PROVIDED INFORMATION =
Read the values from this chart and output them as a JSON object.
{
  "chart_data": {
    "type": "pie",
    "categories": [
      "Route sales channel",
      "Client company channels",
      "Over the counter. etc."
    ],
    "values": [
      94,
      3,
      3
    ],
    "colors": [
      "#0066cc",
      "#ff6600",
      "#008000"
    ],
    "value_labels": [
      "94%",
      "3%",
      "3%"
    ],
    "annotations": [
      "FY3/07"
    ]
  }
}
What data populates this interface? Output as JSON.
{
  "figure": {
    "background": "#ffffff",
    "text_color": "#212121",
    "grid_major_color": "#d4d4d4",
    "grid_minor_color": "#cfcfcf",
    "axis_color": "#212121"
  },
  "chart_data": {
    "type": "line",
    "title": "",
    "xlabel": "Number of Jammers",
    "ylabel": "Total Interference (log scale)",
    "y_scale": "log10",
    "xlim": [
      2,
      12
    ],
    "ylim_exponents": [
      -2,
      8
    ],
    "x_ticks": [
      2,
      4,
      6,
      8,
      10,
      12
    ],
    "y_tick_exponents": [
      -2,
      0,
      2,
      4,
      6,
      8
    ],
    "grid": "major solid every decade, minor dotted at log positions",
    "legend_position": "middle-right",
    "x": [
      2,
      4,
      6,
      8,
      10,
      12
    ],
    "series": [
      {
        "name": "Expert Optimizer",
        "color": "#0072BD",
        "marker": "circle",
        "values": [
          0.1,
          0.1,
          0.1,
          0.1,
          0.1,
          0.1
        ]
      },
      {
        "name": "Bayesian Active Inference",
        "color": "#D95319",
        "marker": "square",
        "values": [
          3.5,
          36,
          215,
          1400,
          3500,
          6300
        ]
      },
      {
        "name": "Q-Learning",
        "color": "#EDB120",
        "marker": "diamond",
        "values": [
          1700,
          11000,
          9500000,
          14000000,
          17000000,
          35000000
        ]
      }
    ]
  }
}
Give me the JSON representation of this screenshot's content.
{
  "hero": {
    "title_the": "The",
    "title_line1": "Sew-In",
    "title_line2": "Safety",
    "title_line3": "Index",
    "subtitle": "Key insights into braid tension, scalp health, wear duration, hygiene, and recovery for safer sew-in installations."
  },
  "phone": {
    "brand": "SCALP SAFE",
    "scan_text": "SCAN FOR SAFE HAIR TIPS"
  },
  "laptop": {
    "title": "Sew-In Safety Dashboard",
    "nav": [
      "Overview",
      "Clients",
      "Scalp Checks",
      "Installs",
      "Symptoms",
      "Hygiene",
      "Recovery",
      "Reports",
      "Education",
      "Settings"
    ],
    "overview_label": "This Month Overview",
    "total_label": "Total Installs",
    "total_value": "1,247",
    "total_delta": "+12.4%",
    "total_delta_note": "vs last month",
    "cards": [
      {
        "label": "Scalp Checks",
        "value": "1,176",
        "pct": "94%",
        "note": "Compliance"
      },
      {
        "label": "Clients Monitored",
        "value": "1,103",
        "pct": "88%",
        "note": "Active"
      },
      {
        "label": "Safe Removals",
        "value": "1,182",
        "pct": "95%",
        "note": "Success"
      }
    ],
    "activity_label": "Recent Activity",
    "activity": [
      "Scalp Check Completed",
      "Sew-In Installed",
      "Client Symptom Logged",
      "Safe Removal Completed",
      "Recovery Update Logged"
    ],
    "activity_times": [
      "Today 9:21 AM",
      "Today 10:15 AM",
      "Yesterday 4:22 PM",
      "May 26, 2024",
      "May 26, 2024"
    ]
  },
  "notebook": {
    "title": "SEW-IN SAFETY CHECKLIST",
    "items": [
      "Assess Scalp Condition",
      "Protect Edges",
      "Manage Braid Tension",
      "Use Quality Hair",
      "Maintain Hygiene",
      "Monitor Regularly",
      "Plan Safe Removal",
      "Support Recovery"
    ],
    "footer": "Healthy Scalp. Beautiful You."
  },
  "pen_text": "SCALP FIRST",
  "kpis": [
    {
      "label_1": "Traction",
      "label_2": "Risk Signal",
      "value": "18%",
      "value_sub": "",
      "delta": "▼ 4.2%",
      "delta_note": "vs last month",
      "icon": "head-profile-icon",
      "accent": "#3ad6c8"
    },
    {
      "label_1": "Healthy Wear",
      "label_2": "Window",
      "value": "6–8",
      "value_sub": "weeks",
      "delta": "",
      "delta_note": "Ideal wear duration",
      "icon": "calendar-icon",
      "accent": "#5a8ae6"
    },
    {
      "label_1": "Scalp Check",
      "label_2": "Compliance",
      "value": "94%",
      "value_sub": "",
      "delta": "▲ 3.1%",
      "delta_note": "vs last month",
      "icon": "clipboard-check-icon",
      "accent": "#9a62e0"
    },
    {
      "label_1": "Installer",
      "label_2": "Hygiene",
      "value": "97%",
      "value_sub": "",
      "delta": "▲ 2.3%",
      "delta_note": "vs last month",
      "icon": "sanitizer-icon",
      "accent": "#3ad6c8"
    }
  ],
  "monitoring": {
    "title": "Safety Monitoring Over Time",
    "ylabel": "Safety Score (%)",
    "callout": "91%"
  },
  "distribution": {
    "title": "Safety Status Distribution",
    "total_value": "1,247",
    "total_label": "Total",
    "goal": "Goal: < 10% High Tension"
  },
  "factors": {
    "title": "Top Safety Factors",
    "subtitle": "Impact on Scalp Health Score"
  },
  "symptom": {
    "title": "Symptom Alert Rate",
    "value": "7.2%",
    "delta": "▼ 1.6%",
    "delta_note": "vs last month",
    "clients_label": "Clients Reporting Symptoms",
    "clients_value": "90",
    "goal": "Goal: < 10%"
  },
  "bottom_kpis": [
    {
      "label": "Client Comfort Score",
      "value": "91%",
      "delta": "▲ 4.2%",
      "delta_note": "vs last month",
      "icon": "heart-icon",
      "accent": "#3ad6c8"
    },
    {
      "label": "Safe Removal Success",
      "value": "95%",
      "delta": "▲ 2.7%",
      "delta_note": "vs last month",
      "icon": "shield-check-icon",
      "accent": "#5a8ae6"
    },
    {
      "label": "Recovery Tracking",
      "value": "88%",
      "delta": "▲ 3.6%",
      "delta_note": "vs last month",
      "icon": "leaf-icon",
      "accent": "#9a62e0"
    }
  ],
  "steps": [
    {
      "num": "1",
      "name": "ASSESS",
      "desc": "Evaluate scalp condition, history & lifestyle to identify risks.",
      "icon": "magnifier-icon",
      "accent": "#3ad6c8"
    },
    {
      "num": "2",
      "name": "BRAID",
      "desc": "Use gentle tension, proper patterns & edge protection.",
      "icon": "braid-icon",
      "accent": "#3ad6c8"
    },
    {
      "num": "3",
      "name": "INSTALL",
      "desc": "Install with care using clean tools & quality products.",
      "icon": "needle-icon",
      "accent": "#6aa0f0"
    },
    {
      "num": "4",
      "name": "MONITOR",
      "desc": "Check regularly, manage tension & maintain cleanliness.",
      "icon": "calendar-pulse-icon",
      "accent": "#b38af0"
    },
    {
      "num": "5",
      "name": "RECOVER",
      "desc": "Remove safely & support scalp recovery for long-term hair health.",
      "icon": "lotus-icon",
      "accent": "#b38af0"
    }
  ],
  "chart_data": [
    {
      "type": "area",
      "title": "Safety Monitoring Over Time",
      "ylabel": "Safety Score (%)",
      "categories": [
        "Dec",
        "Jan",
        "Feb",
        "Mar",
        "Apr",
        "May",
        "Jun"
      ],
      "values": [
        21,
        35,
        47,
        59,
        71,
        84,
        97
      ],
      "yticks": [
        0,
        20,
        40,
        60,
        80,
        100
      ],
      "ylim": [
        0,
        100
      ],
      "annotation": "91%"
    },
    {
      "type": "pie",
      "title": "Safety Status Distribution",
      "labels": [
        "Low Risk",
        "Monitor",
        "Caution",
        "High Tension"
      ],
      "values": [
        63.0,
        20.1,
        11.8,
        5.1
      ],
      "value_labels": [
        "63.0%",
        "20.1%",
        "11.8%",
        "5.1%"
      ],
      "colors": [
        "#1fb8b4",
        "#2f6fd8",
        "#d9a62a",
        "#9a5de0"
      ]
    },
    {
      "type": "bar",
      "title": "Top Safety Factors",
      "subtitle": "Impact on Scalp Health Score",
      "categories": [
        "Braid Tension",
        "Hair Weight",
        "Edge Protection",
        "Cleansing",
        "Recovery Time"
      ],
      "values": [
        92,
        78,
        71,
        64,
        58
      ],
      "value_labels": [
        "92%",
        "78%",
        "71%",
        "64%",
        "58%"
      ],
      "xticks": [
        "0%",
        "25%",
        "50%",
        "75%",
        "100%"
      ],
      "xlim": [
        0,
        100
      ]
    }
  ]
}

SHORT EXERCISE =
Look through the data and gather every line with the string "marker" in it.

EXERCISE OUTPUT =
        "marker": "circle",
        "marker": "square",
        "marker": "diamond",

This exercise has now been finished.